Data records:
------------------------------------------------

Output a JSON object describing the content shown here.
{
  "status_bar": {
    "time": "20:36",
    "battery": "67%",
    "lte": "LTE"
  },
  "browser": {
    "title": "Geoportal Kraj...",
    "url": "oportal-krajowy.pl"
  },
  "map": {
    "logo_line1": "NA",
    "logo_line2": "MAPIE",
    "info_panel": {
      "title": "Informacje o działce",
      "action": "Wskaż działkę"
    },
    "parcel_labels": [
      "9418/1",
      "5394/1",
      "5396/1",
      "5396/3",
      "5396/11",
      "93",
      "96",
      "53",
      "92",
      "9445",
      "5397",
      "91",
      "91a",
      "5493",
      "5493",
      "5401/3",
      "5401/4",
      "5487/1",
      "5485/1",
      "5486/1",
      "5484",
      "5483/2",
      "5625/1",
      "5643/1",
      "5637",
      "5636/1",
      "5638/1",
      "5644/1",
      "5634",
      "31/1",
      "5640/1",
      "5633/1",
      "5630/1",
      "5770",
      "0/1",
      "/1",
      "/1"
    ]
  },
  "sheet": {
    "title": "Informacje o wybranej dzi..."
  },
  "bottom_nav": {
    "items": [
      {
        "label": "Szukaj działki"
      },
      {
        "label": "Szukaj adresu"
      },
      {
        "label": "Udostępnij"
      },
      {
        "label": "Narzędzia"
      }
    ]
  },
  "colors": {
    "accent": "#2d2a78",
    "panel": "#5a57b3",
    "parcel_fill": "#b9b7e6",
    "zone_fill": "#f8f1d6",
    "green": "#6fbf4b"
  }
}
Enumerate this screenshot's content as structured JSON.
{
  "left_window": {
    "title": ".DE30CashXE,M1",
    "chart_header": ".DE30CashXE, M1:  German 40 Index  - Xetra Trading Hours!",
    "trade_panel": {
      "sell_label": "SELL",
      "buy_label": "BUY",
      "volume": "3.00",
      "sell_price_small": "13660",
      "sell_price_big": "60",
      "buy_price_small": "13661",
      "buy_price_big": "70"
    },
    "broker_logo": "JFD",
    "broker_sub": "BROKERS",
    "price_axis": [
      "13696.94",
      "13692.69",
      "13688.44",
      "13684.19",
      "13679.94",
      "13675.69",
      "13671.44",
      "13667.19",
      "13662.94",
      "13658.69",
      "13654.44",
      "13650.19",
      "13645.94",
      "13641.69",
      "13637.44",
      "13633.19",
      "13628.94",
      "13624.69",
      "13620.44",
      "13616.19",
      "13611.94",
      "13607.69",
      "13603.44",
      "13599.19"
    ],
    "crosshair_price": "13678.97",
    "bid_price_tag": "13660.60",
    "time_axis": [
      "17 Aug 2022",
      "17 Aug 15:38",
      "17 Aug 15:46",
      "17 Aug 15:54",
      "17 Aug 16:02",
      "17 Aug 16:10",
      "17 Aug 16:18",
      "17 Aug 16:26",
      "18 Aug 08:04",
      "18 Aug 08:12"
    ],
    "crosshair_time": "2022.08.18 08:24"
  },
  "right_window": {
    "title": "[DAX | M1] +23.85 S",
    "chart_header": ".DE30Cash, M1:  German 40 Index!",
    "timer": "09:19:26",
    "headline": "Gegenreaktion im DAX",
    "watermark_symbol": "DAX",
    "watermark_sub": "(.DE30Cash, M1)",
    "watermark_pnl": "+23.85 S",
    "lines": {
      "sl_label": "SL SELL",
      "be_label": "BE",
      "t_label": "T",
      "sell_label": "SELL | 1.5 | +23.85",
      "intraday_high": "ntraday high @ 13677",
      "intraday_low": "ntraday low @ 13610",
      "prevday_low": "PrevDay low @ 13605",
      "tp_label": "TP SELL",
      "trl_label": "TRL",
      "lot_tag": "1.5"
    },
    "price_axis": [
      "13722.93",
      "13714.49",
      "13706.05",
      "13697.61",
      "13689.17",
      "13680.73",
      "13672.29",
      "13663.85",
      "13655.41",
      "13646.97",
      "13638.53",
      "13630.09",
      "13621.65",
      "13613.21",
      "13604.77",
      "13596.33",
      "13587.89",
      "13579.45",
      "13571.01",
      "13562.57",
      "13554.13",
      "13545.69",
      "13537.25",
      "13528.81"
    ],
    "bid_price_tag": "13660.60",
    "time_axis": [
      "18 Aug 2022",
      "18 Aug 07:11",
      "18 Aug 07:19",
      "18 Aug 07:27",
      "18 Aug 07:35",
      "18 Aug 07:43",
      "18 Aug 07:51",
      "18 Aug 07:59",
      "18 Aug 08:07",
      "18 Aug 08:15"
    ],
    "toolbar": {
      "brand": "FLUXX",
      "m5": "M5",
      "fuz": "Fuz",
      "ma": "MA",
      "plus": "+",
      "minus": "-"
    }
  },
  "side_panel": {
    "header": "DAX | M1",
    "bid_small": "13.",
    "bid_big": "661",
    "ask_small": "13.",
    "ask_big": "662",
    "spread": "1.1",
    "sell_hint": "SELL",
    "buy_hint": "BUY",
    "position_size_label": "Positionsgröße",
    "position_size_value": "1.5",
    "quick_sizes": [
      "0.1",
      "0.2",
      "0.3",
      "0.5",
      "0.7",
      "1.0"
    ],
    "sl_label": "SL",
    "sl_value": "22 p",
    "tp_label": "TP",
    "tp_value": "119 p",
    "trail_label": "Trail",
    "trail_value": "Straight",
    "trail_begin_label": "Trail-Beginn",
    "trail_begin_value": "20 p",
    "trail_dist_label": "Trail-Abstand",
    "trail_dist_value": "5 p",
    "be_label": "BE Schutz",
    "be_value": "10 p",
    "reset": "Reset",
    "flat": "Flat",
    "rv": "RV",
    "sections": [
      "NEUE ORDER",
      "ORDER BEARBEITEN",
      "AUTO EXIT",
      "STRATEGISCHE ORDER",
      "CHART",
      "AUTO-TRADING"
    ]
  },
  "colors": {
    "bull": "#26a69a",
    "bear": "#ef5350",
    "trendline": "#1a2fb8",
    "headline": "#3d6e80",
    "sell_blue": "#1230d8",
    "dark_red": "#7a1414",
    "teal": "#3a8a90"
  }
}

------------------------------------------------

__PROBLEM REQUIREMENTS__
Copy out all lines where the word "ORDER" appears.

__RESULT OF THE EXERCISE__
      "NEUE ORDER",
      "ORDER BEARBEITEN",
      "STRATEGISCHE ORDER",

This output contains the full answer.